• **Entries provided**

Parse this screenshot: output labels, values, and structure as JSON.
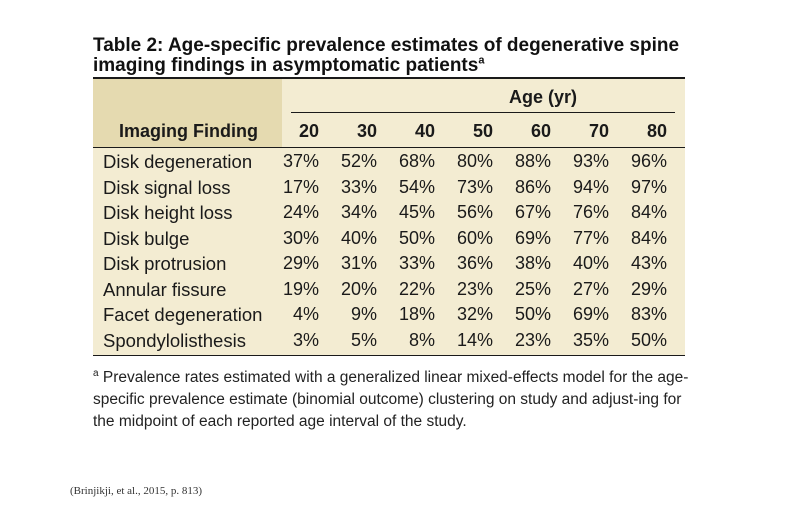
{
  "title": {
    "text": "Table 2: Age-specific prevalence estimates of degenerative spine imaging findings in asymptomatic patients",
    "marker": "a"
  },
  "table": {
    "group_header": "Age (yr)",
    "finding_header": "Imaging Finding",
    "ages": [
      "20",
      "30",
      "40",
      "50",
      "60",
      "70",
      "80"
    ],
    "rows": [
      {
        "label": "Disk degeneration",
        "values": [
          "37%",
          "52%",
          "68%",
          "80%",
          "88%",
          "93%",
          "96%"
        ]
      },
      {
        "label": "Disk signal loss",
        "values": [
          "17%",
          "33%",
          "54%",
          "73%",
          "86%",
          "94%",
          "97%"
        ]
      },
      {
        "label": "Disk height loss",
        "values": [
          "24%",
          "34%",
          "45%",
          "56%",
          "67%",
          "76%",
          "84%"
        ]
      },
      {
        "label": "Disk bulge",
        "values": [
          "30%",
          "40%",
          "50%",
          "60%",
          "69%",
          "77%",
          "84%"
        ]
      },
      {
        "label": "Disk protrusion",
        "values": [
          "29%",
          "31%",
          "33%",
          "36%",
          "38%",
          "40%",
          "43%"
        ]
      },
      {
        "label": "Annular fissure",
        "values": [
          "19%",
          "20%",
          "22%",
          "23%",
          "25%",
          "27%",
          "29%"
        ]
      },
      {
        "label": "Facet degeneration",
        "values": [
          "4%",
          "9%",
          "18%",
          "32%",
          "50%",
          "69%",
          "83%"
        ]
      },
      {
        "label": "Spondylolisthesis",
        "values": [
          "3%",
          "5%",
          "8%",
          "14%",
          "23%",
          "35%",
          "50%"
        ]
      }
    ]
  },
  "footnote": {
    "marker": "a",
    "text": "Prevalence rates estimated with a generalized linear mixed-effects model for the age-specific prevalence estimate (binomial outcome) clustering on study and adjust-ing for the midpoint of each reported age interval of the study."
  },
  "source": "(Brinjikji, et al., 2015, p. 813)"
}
==
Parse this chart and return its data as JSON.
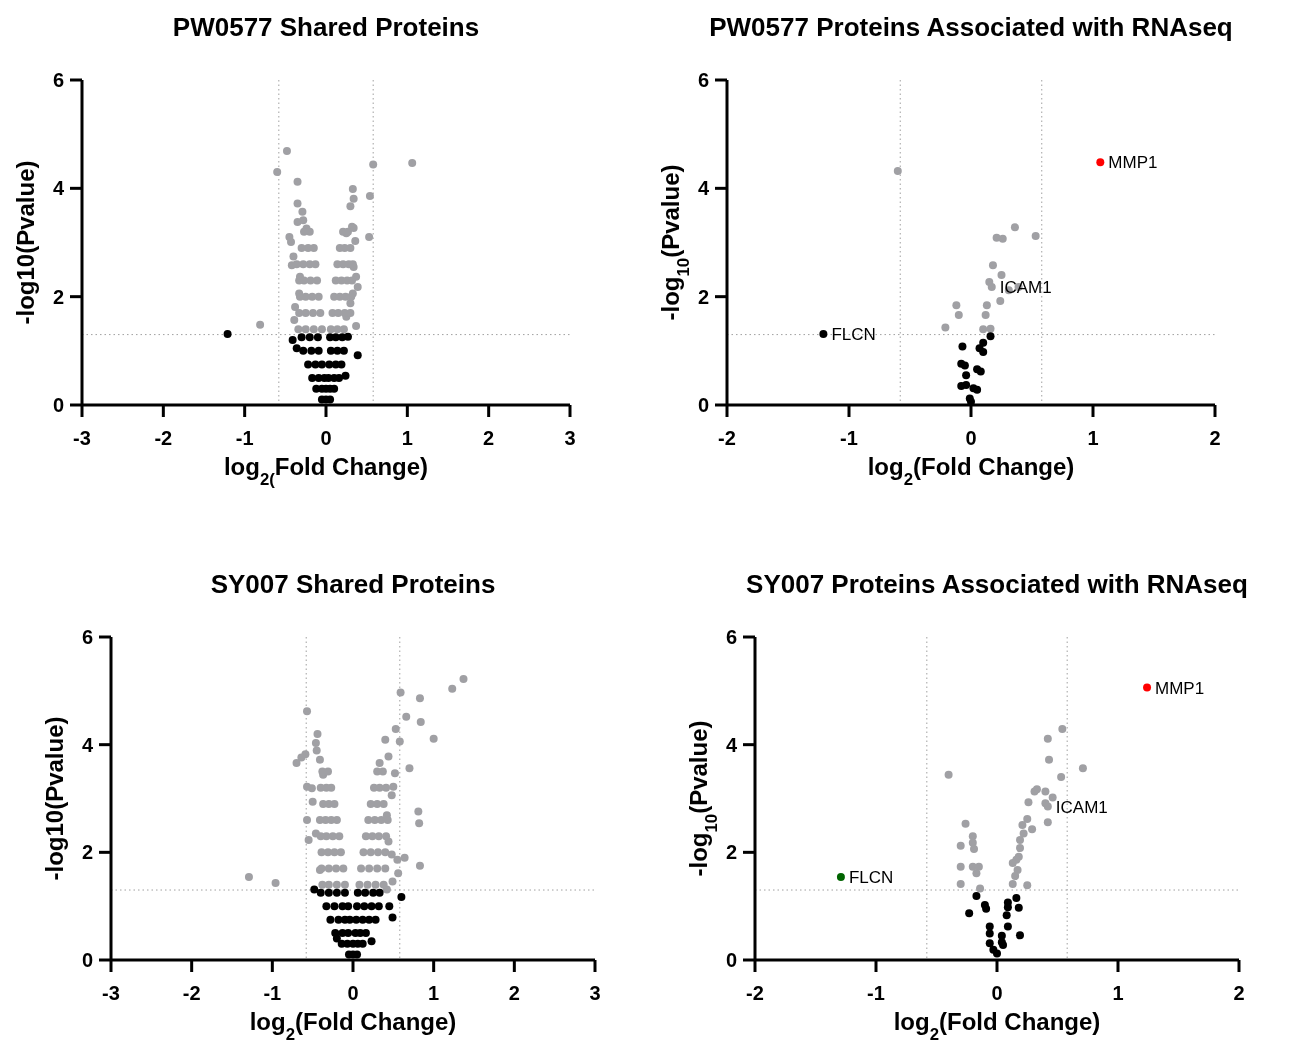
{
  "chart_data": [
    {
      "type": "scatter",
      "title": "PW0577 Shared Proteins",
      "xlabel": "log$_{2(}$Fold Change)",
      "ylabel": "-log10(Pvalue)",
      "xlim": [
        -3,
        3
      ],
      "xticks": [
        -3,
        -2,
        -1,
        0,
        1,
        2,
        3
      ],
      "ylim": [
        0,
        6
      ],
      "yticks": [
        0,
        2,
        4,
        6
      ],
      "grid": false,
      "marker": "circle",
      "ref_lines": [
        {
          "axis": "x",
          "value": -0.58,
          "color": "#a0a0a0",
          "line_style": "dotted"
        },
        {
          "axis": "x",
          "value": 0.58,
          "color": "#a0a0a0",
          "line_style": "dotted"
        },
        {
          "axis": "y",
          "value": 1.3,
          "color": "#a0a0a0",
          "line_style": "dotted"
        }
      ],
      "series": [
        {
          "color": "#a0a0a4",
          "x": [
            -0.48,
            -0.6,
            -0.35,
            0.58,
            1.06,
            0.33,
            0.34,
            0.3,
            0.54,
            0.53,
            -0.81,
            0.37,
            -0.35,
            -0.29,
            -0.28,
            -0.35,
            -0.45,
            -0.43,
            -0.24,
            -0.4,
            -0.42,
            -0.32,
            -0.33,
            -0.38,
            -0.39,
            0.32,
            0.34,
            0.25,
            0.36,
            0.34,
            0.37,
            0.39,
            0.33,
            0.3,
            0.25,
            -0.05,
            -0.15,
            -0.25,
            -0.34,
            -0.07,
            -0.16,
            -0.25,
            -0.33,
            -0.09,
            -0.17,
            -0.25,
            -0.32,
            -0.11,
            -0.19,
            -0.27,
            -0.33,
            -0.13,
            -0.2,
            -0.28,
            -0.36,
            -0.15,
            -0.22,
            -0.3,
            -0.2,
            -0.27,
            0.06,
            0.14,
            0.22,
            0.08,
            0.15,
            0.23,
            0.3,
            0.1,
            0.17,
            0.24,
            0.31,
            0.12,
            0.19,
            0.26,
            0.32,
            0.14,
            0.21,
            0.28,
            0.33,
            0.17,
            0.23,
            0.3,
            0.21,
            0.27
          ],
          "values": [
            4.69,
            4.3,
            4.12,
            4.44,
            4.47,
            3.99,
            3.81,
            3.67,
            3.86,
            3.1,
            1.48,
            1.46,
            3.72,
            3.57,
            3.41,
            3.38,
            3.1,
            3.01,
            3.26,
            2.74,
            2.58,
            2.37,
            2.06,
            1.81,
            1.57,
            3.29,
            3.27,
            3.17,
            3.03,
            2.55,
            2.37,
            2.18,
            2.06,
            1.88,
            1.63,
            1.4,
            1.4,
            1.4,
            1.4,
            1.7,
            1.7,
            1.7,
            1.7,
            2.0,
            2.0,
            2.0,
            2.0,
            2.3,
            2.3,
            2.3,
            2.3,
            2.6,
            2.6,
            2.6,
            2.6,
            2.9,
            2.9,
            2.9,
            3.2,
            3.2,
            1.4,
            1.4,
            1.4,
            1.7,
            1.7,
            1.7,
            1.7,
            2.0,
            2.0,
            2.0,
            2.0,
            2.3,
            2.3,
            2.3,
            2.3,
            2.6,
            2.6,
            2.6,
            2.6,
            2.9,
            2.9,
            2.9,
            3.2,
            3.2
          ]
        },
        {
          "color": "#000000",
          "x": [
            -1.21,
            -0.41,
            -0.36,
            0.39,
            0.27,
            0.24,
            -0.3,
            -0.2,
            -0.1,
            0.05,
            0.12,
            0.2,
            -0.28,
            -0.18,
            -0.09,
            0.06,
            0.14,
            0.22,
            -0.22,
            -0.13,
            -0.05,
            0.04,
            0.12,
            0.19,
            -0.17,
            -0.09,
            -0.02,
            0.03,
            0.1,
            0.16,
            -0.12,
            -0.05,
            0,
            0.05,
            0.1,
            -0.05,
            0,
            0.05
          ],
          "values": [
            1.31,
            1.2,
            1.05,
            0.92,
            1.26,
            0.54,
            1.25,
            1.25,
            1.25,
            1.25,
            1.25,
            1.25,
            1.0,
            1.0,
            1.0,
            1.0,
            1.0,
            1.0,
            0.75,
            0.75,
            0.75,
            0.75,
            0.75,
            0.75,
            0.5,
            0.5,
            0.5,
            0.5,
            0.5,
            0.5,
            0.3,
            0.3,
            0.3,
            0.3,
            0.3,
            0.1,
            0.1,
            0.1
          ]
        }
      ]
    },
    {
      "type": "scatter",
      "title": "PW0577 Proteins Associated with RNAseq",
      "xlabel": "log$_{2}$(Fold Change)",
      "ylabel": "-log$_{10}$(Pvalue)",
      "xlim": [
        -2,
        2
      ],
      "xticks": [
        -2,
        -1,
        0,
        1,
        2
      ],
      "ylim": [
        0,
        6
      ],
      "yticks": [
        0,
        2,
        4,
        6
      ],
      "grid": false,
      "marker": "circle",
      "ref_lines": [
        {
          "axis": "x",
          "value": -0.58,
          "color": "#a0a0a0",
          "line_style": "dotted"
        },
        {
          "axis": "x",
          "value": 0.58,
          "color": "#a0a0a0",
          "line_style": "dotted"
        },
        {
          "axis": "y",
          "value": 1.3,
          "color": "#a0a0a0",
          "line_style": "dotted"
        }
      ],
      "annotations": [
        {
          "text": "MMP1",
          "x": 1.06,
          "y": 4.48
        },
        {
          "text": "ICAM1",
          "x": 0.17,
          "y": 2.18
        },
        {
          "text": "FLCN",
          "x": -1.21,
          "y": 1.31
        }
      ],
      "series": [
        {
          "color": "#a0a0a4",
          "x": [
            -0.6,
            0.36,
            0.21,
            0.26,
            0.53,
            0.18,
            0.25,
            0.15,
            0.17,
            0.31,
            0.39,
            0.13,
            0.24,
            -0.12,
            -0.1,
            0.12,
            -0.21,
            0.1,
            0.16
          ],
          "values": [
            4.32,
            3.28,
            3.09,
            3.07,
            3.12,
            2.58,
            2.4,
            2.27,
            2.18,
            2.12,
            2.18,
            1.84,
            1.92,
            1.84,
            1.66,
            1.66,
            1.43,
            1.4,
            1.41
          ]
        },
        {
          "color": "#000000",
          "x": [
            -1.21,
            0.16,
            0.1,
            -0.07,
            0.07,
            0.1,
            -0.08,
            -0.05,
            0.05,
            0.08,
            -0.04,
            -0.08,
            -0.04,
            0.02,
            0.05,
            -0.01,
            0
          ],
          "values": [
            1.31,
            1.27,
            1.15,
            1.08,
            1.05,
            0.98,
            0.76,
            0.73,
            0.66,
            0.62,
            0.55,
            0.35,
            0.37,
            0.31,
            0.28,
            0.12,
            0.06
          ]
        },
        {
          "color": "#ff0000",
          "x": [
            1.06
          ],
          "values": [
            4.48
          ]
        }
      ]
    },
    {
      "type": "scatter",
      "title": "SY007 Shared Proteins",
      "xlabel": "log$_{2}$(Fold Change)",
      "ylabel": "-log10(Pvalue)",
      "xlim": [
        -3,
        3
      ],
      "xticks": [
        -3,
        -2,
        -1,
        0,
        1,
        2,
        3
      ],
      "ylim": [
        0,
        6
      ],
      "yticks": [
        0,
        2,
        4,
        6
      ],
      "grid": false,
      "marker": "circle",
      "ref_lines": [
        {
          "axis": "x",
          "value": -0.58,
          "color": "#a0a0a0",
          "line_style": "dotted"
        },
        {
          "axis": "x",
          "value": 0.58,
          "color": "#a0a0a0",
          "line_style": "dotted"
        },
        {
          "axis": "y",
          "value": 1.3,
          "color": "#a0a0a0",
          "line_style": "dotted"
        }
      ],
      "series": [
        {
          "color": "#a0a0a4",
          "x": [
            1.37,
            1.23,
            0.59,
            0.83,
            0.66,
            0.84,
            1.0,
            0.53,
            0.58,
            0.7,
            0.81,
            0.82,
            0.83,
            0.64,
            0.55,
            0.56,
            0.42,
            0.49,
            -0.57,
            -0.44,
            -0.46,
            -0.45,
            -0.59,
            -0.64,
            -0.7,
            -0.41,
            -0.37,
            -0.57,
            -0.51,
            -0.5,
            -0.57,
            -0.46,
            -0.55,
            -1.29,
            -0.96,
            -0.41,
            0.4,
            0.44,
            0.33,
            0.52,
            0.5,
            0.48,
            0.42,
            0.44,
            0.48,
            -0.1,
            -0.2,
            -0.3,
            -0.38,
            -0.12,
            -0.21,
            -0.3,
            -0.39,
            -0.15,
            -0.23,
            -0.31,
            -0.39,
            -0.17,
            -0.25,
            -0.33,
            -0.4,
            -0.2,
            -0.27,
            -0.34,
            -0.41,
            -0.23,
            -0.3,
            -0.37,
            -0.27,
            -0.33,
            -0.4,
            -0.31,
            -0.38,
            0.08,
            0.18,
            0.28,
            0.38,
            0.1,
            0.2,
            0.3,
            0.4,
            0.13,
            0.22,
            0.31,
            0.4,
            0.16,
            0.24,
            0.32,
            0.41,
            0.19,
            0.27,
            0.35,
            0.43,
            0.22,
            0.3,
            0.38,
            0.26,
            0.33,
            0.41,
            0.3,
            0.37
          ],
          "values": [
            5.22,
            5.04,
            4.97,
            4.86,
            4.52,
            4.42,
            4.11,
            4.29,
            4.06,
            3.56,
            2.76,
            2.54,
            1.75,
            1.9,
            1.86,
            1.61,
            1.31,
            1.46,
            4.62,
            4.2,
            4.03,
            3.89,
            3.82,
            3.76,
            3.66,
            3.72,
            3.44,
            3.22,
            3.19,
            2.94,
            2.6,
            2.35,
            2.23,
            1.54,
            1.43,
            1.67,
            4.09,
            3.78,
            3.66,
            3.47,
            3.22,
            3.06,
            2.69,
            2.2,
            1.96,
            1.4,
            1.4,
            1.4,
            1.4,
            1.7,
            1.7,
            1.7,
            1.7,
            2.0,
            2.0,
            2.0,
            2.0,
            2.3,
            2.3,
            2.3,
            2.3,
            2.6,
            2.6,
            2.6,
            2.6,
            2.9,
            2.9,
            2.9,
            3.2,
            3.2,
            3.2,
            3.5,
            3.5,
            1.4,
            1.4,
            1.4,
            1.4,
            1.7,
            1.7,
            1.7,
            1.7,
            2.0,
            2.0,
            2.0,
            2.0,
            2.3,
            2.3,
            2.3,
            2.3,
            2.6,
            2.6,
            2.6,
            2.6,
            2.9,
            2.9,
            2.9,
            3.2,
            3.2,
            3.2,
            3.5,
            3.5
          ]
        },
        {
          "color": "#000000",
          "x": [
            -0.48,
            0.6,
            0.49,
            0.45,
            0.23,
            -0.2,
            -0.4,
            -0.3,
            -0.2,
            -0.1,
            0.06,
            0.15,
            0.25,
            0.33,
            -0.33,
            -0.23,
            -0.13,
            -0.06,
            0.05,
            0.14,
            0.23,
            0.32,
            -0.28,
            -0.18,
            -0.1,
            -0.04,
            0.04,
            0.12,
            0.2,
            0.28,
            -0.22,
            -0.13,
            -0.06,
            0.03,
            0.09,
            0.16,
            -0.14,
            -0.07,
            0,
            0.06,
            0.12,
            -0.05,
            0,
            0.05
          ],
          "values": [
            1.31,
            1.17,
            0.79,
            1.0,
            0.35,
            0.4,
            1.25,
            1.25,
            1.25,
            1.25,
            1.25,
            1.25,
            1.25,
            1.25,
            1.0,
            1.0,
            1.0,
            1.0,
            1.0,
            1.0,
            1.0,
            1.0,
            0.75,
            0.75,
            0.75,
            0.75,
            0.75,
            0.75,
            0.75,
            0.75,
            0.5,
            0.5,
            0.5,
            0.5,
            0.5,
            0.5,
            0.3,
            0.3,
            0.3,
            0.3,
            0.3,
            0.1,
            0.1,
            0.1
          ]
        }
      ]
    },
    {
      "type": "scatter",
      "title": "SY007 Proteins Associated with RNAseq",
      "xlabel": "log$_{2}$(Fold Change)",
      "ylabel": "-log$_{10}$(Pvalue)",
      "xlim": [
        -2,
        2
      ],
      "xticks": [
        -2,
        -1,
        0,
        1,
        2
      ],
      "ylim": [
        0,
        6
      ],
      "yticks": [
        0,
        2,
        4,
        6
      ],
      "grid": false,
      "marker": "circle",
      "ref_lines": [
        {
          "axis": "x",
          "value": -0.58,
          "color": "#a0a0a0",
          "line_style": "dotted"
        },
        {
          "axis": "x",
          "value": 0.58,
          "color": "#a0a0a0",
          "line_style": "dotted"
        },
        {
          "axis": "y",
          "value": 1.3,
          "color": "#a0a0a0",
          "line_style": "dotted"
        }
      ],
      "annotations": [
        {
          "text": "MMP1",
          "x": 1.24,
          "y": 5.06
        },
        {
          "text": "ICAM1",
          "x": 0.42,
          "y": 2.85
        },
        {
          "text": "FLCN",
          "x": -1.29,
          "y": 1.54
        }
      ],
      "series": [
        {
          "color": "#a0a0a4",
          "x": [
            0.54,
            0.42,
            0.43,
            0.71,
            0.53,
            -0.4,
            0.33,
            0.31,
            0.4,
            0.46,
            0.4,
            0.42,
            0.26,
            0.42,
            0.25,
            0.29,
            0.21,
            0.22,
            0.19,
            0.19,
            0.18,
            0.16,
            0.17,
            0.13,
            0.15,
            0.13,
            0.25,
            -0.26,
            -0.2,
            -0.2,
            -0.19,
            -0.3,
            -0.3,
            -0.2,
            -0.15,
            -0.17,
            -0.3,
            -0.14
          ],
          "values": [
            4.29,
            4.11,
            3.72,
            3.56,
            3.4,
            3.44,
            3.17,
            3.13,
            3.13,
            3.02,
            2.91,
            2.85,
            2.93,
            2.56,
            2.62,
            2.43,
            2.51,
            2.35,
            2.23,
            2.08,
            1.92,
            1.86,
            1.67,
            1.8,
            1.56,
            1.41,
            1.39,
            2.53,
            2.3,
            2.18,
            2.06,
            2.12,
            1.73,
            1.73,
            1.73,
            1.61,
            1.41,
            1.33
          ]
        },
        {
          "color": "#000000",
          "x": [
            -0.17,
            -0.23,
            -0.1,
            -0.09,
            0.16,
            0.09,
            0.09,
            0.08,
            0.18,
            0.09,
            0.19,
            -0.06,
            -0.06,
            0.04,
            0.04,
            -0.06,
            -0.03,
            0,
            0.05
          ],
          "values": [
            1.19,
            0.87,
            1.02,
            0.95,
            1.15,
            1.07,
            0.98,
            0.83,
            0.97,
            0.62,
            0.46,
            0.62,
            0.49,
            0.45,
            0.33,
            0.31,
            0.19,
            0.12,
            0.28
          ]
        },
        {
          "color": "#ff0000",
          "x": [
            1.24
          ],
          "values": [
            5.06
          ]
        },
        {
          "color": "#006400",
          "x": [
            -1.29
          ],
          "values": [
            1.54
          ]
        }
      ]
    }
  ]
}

• **Prompt**
From the records above, return each line where "title" occurs.

• **Answer to the exercise**
  "title": {
      "title": "PW0577 Shared Proteins",
      "title": "PW0577 Proteins Associated with RNAseq",
      "title": "SY007 Shared Proteins",
      "title": "SY007 Proteins Associated with RNAseq",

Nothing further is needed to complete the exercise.